- **Directions for this task**: Copy out all of the records below, substituting "pixel-coordinate" for "pixel-space" and keeping every other line unchanged. Leave the pictures out of your copy.

- **Dataset entries**:
--- begin ---

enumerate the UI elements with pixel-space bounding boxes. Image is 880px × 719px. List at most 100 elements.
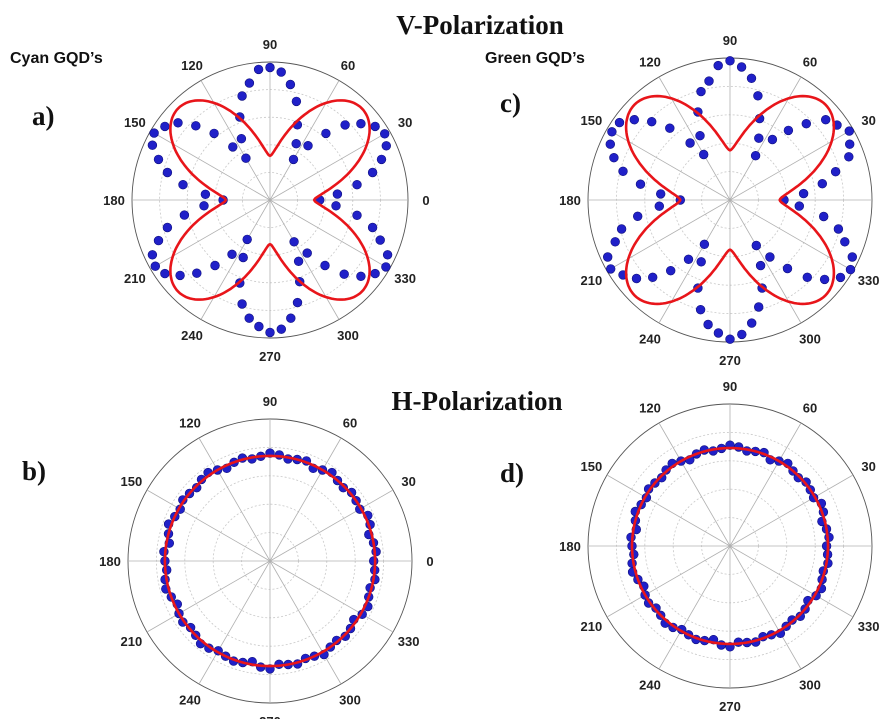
angle-tick-label: 180 <box>559 193 581 208</box>
data-point <box>840 237 850 247</box>
angle-spoke <box>658 422 731 547</box>
angle-tick-label: 0 <box>426 554 433 569</box>
data-point <box>356 118 366 129</box>
data-point <box>237 91 247 101</box>
data-point <box>725 334 735 344</box>
angle-tick-label: 300 <box>337 328 359 343</box>
data-point <box>798 188 809 199</box>
angle-spoke <box>269 560 394 633</box>
data-point <box>160 121 170 132</box>
fit-curve <box>169 99 371 301</box>
angle-tick-label: 120 <box>639 54 661 69</box>
data-point <box>737 329 747 340</box>
data-point <box>847 252 857 262</box>
data-point <box>352 180 362 190</box>
data-point <box>370 121 380 132</box>
data-point <box>265 327 275 338</box>
data-point <box>238 252 248 263</box>
data-point <box>631 273 642 284</box>
data-point <box>767 134 778 145</box>
angle-tick-label: 0 <box>422 193 429 208</box>
data-point <box>750 151 761 161</box>
data-point <box>367 167 378 178</box>
data-point <box>236 134 247 144</box>
data-point <box>632 211 643 222</box>
data-point <box>228 142 238 152</box>
data-point <box>819 274 830 285</box>
data-point <box>736 62 747 72</box>
data-point <box>265 62 275 73</box>
angle-spoke <box>269 489 394 562</box>
data-point <box>818 211 829 222</box>
fit-curve <box>630 446 830 646</box>
data-point <box>381 262 391 272</box>
data-point <box>830 167 841 177</box>
data-point <box>153 235 164 246</box>
angle-spoke <box>200 199 271 320</box>
data-point <box>381 141 391 151</box>
fit-curve <box>163 454 377 668</box>
data-point <box>340 120 350 130</box>
data-point <box>291 139 301 149</box>
angle-tick-label: 270 <box>259 349 281 364</box>
data-point <box>655 189 666 199</box>
angle-tick-label: 120 <box>179 415 201 430</box>
angle-tick-label: 60 <box>803 400 817 415</box>
data-point <box>321 128 331 139</box>
angle-tick-label: 60 <box>803 54 817 69</box>
data-point <box>162 167 173 178</box>
angle-tick-label: 210 <box>124 271 146 286</box>
angle-spoke <box>146 560 271 633</box>
data-point <box>369 556 379 566</box>
data-point <box>746 73 757 84</box>
angle-spoke <box>606 545 731 618</box>
sample-label-cyan: Cyan GQD’s <box>10 50 103 67</box>
fit-curve <box>624 94 836 306</box>
data-point <box>162 222 173 233</box>
data-point <box>685 138 695 148</box>
data-point <box>802 272 812 282</box>
sample-label-green: Green GQD’s <box>485 50 585 67</box>
data-point <box>339 269 349 279</box>
data-point <box>783 125 794 136</box>
data-point <box>610 237 620 247</box>
data-point <box>380 129 390 139</box>
angle-spoke <box>658 545 731 670</box>
angle-spoke <box>198 437 271 562</box>
data-point <box>605 264 616 274</box>
angle-spoke <box>269 199 340 320</box>
data-point <box>751 240 761 251</box>
data-point <box>293 256 304 266</box>
angle-tick-label: 120 <box>181 58 203 73</box>
data-point <box>332 189 343 199</box>
data-point <box>698 149 709 160</box>
data-point <box>254 321 264 332</box>
data-point <box>153 154 164 165</box>
data-point <box>375 235 385 245</box>
data-point <box>753 302 764 312</box>
angle-tick-label: 60 <box>343 415 357 430</box>
angle-tick-label: 30 <box>861 459 875 474</box>
data-point <box>704 76 714 86</box>
data-point <box>820 114 831 125</box>
data-point <box>616 224 627 234</box>
angle-tick-label: 90 <box>723 379 737 394</box>
angle-tick-label: 270 <box>719 699 741 714</box>
data-point <box>618 166 628 177</box>
data-point <box>782 263 793 274</box>
data-point <box>801 118 811 129</box>
data-point <box>713 60 723 71</box>
angle-spoke <box>729 545 802 670</box>
data-point <box>725 56 735 66</box>
data-point <box>179 210 190 220</box>
data-point <box>833 224 844 234</box>
data-point <box>244 78 255 88</box>
angle-tick-label: 240 <box>639 678 661 693</box>
data-point <box>695 305 706 315</box>
data-point <box>607 127 617 137</box>
data-point <box>302 248 312 258</box>
data-point <box>253 64 264 75</box>
data-point <box>192 483 202 493</box>
data-point <box>629 114 639 125</box>
data-point <box>765 252 775 262</box>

--- end ---

- **Answer in full**:
enumerate the UI elements with pixel-coordinate bounding boxes. Image is 880px × 719px. List at most 100 elements.
angle-tick-label: 180 <box>559 193 581 208</box>
data-point <box>840 237 850 247</box>
angle-spoke <box>658 422 731 547</box>
angle-tick-label: 0 <box>426 554 433 569</box>
data-point <box>356 118 366 129</box>
data-point <box>237 91 247 101</box>
data-point <box>725 334 735 344</box>
angle-tick-label: 300 <box>337 328 359 343</box>
data-point <box>798 188 809 199</box>
angle-spoke <box>269 560 394 633</box>
data-point <box>160 121 170 132</box>
fit-curve <box>169 99 371 301</box>
angle-tick-label: 120 <box>639 54 661 69</box>
data-point <box>737 329 747 340</box>
data-point <box>847 252 857 262</box>
data-point <box>352 180 362 190</box>
data-point <box>370 121 380 132</box>
data-point <box>265 327 275 338</box>
data-point <box>238 252 248 263</box>
data-point <box>631 273 642 284</box>
data-point <box>767 134 778 145</box>
angle-tick-label: 0 <box>422 193 429 208</box>
data-point <box>750 151 761 161</box>
data-point <box>367 167 378 178</box>
data-point <box>236 134 247 144</box>
data-point <box>632 211 643 222</box>
data-point <box>228 142 238 152</box>
data-point <box>819 274 830 285</box>
data-point <box>736 62 747 72</box>
data-point <box>265 62 275 73</box>
angle-spoke <box>269 489 394 562</box>
data-point <box>818 211 829 222</box>
fit-curve <box>630 446 830 646</box>
data-point <box>381 262 391 272</box>
data-point <box>830 167 841 177</box>
data-point <box>153 235 164 246</box>
angle-spoke <box>200 199 271 320</box>
data-point <box>381 141 391 151</box>
fit-curve <box>163 454 377 668</box>
data-point <box>340 120 350 130</box>
data-point <box>291 139 301 149</box>
angle-tick-label: 270 <box>259 349 281 364</box>
data-point <box>655 189 666 199</box>
angle-tick-label: 120 <box>179 415 201 430</box>
angle-tick-label: 60 <box>803 400 817 415</box>
data-point <box>321 128 331 139</box>
angle-tick-label: 60 <box>803 54 817 69</box>
data-point <box>162 167 173 178</box>
angle-tick-label: 210 <box>124 271 146 286</box>
angle-spoke <box>146 560 271 633</box>
data-point <box>369 556 379 566</box>
data-point <box>746 73 757 84</box>
angle-spoke <box>606 545 731 618</box>
sample-label-cyan: Cyan GQD’s <box>10 50 103 67</box>
fit-curve <box>624 94 836 306</box>
data-point <box>162 222 173 233</box>
data-point <box>685 138 695 148</box>
data-point <box>802 272 812 282</box>
sample-label-green: Green GQD’s <box>485 50 585 67</box>
data-point <box>339 269 349 279</box>
data-point <box>783 125 794 136</box>
data-point <box>610 237 620 247</box>
data-point <box>380 129 390 139</box>
angle-spoke <box>658 545 731 670</box>
angle-spoke <box>198 437 271 562</box>
data-point <box>605 264 616 274</box>
angle-spoke <box>269 199 340 320</box>
data-point <box>751 240 761 251</box>
data-point <box>293 256 304 266</box>
angle-tick-label: 120 <box>181 58 203 73</box>
data-point <box>332 189 343 199</box>
data-point <box>698 149 709 160</box>
data-point <box>254 321 264 332</box>
data-point <box>153 154 164 165</box>
data-point <box>375 235 385 245</box>
data-point <box>753 302 764 312</box>
angle-tick-label: 60 <box>343 415 357 430</box>
angle-tick-label: 30 <box>861 459 875 474</box>
data-point <box>704 76 714 86</box>
data-point <box>820 114 831 125</box>
data-point <box>616 224 627 234</box>
angle-tick-label: 90 <box>723 379 737 394</box>
angle-tick-label: 270 <box>719 699 741 714</box>
data-point <box>618 166 628 177</box>
data-point <box>782 263 793 274</box>
data-point <box>801 118 811 129</box>
data-point <box>713 60 723 71</box>
angle-spoke <box>729 545 802 670</box>
data-point <box>725 56 735 66</box>
data-point <box>179 210 190 220</box>
data-point <box>833 224 844 234</box>
data-point <box>244 78 255 88</box>
angle-tick-label: 240 <box>639 678 661 693</box>
data-point <box>695 305 706 315</box>
data-point <box>607 127 617 137</box>
data-point <box>302 248 312 258</box>
data-point <box>253 64 264 75</box>
data-point <box>192 483 202 493</box>
data-point <box>629 114 639 125</box>
data-point <box>765 252 775 262</box>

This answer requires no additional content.